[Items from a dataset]
--- start ---
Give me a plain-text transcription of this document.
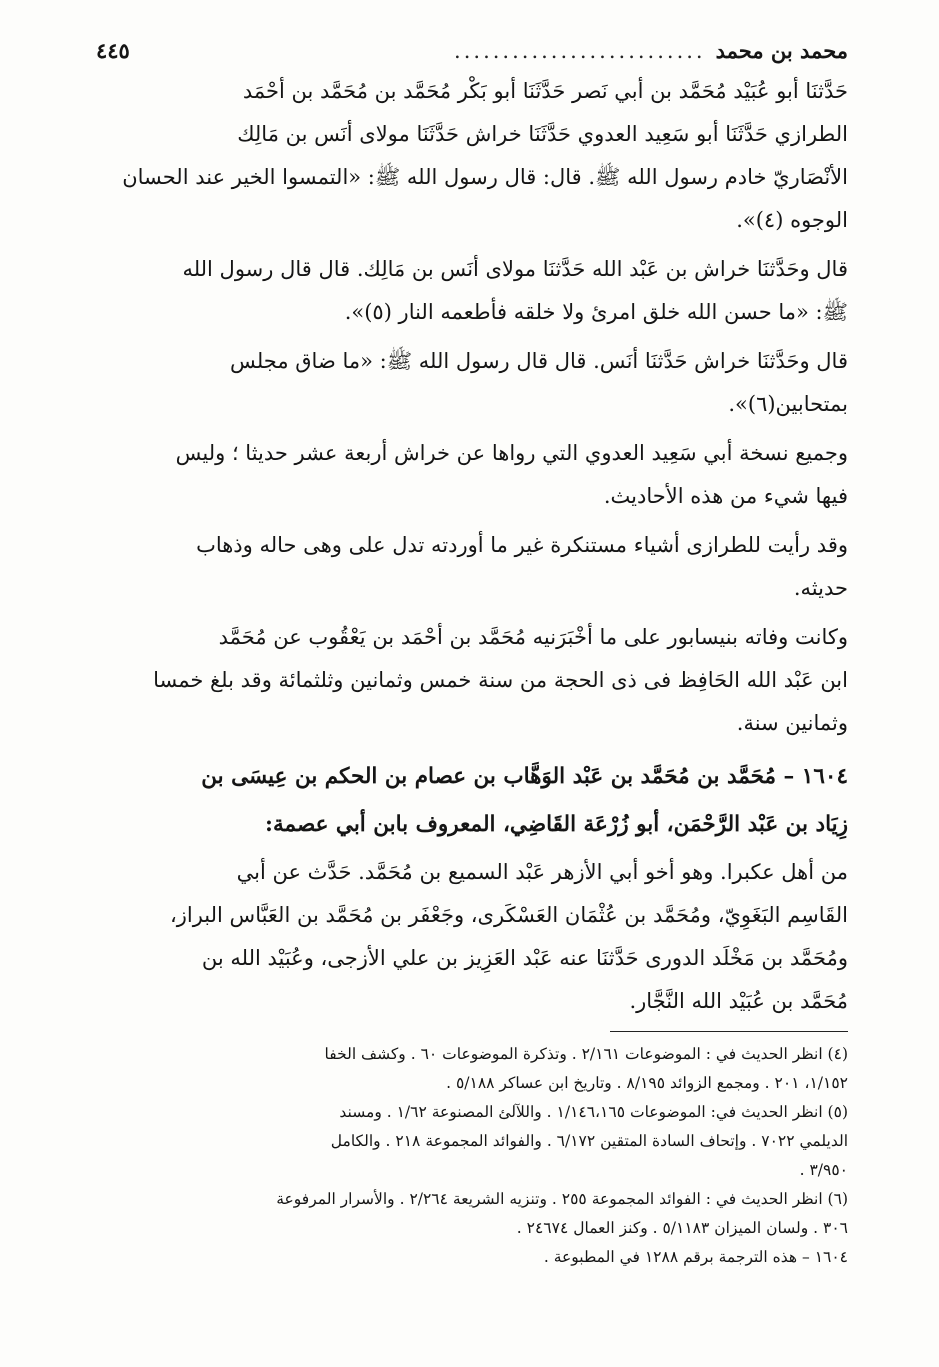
محمد بن محمد
..........................
٤٤٥

حَدَّثنَا أبو عُبَيْد مُحَمَّد بن أبي نَصر حَدَّثَنَا أبو بَكْر مُحَمَّد بن مُحَمَّد بن أحْمَد

الطرازي حَدَّثَنَا أبو سَعِيد العدوي حَدَّثَنَا خراش حَدَّثَنَا مولاى أنَس بن مَالِك

الأنْصَاريّ خادم رسول الله ﷺ. قال: قال رسول الله ﷺ: «التمسوا الخير عند الحسان

الوجوه (٤)».

قال وحَدَّثنَا خراش بن عَبْد الله حَدَّثنَا مولاى أنَس بن مَالِك. قال قال رسول الله

ﷺ: «ما حسن الله خلق امرئ ولا خلقه فأطعمه النار (٥)».

قال وحَدَّثنَا خراش حَدَّثنَا أنَس. قال قال رسول الله ﷺ: «ما ضاق مجلس

بمتحابين(٦)».

وجميع نسخة أبي سَعِيد العدوي التي رواها عن خراش أربعة عشر حديثا ؛ وليس

فيها شيء من هذه الأحاديث.

وقد رأيت للطرازى أشياء مستنكرة غير ما أوردته تدل على وهى حاله وذهاب

حديثه.

وكانت وفاته بنيسابور على ما أخْبَرَنيه مُحَمَّد بن أحْمَد بن يَعْقُوب عن مُحَمَّد

ابن عَبْد الله الحَافِظ فى ذى الحجة من سنة خمس وثمانين وثلثمائة وقد بلغ خمسا

وثمانين سنة.

١٦٠٤ – مُحَمَّد بن مُحَمَّد بن عَبْد الوَهَّاب بن عصام بن الحكم بن عِيسَى بن

زِيَاد بن عَبْد الرَّحْمَن، أبو زُرْعَة القَاضِي، المعروف بابن أبي عصمة:

من أهل عكبرا. وهو أخو أبي الأزهر عَبْد السميع بن مُحَمَّد. حَدَّث عن أبي

القَاسِم البَغَوِيّ، ومُحَمَّد بن عُثْمَان العَسْكَرى، وجَعْفَر بن مُحَمَّد بن العَبَّاس البراز،

ومُحَمَّد بن مَخْلَد الدورى حَدَّثنَا عنه عَبْد العَزِيز بن علي الأزجى، وعُبَيْد الله بن

مُحَمَّد بن عُبَيْد الله النَّجَّار.

(٤) انظر الحديث في : الموضوعات ٢/١٦١ . وتذكرة الموضوعات ٦٠ . وكشف الخفا

١/١٥٢، ٢٠١ . ومجمع الزوائد ٨/١٩٥ . وتاريخ ابن عساكر ٥/١٨٨ .

(٥) انظر الحديث في: الموضوعات ١/١٤٦،١٦٥ . واللآلئ المصنوعة ١/٦٢ . ومسند

الديلمي ٧٠٢٢ . وإتحاف السادة المتقين ٦/١٧٢ . والفوائد المجموعة ٢١٨ . والكامل

٣/٩٥٠ .

(٦) انظر الحديث في : الفوائد المجموعة ٢٥٥ . وتنزيه الشريعة ٢/٢٦٤ . والأسرار المرفوعة

٣٠٦ . ولسان الميزان ٥/١١٨٣ . وكنز العمال ٢٤٦٧٤ .

١٦٠٤ – هذه الترجمة برقم ١٢٨٨ في المطبوعة .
--- end ---
Your task → Exactly reproduce the entries above, minus the pictures.

Task answer →
Give me a plain-text transcription of this document.
محمد بن محمد
..........................
٤٤٥

حَدَّثنَا أبو عُبَيْد مُحَمَّد بن أبي نَصر حَدَّثَنَا أبو بَكْر مُحَمَّد بن مُحَمَّد بن أحْمَد

الطرازي حَدَّثَنَا أبو سَعِيد العدوي حَدَّثَنَا خراش حَدَّثَنَا مولاى أنَس بن مَالِك

الأنْصَاريّ خادم رسول الله ﷺ. قال: قال رسول الله ﷺ: «التمسوا الخير عند الحسان

الوجوه (٤)».

قال وحَدَّثنَا خراش بن عَبْد الله حَدَّثنَا مولاى أنَس بن مَالِك. قال قال رسول الله

ﷺ: «ما حسن الله خلق امرئ ولا خلقه فأطعمه النار (٥)».

قال وحَدَّثنَا خراش حَدَّثنَا أنَس. قال قال رسول الله ﷺ: «ما ضاق مجلس

بمتحابين(٦)».

وجميع نسخة أبي سَعِيد العدوي التي رواها عن خراش أربعة عشر حديثا ؛ وليس

فيها شيء من هذه الأحاديث.

وقد رأيت للطرازى أشياء مستنكرة غير ما أوردته تدل على وهى حاله وذهاب

حديثه.

وكانت وفاته بنيسابور على ما أخْبَرَنيه مُحَمَّد بن أحْمَد بن يَعْقُوب عن مُحَمَّد

ابن عَبْد الله الحَافِظ فى ذى الحجة من سنة خمس وثمانين وثلثمائة وقد بلغ خمسا

وثمانين سنة.

١٦٠٤ – مُحَمَّد بن مُحَمَّد بن عَبْد الوَهَّاب بن عصام بن الحكم بن عِيسَى بن

زِيَاد بن عَبْد الرَّحْمَن، أبو زُرْعَة القَاضِي، المعروف بابن أبي عصمة:

من أهل عكبرا. وهو أخو أبي الأزهر عَبْد السميع بن مُحَمَّد. حَدَّث عن أبي

القَاسِم البَغَوِيّ، ومُحَمَّد بن عُثْمَان العَسْكَرى، وجَعْفَر بن مُحَمَّد بن العَبَّاس البراز،

ومُحَمَّد بن مَخْلَد الدورى حَدَّثنَا عنه عَبْد العَزِيز بن علي الأزجى، وعُبَيْد الله بن

مُحَمَّد بن عُبَيْد الله النَّجَّار.

(٤) انظر الحديث في : الموضوعات ٢/١٦١ . وتذكرة الموضوعات ٦٠ . وكشف الخفا

١/١٥٢، ٢٠١ . ومجمع الزوائد ٨/١٩٥ . وتاريخ ابن عساكر ٥/١٨٨ .

(٥) انظر الحديث في: الموضوعات ١/١٤٦،١٦٥ . واللآلئ المصنوعة ١/٦٢ . ومسند

الديلمي ٧٠٢٢ . وإتحاف السادة المتقين ٦/١٧٢ . والفوائد المجموعة ٢١٨ . والكامل

٣/٩٥٠ .

(٦) انظر الحديث في : الفوائد المجموعة ٢٥٥ . وتنزيه الشريعة ٢/٢٦٤ . والأسرار المرفوعة

٣٠٦ . ولسان الميزان ٥/١١٨٣ . وكنز العمال ٢٤٦٧٤ .

١٦٠٤ – هذه الترجمة برقم ١٢٨٨ في المطبوعة .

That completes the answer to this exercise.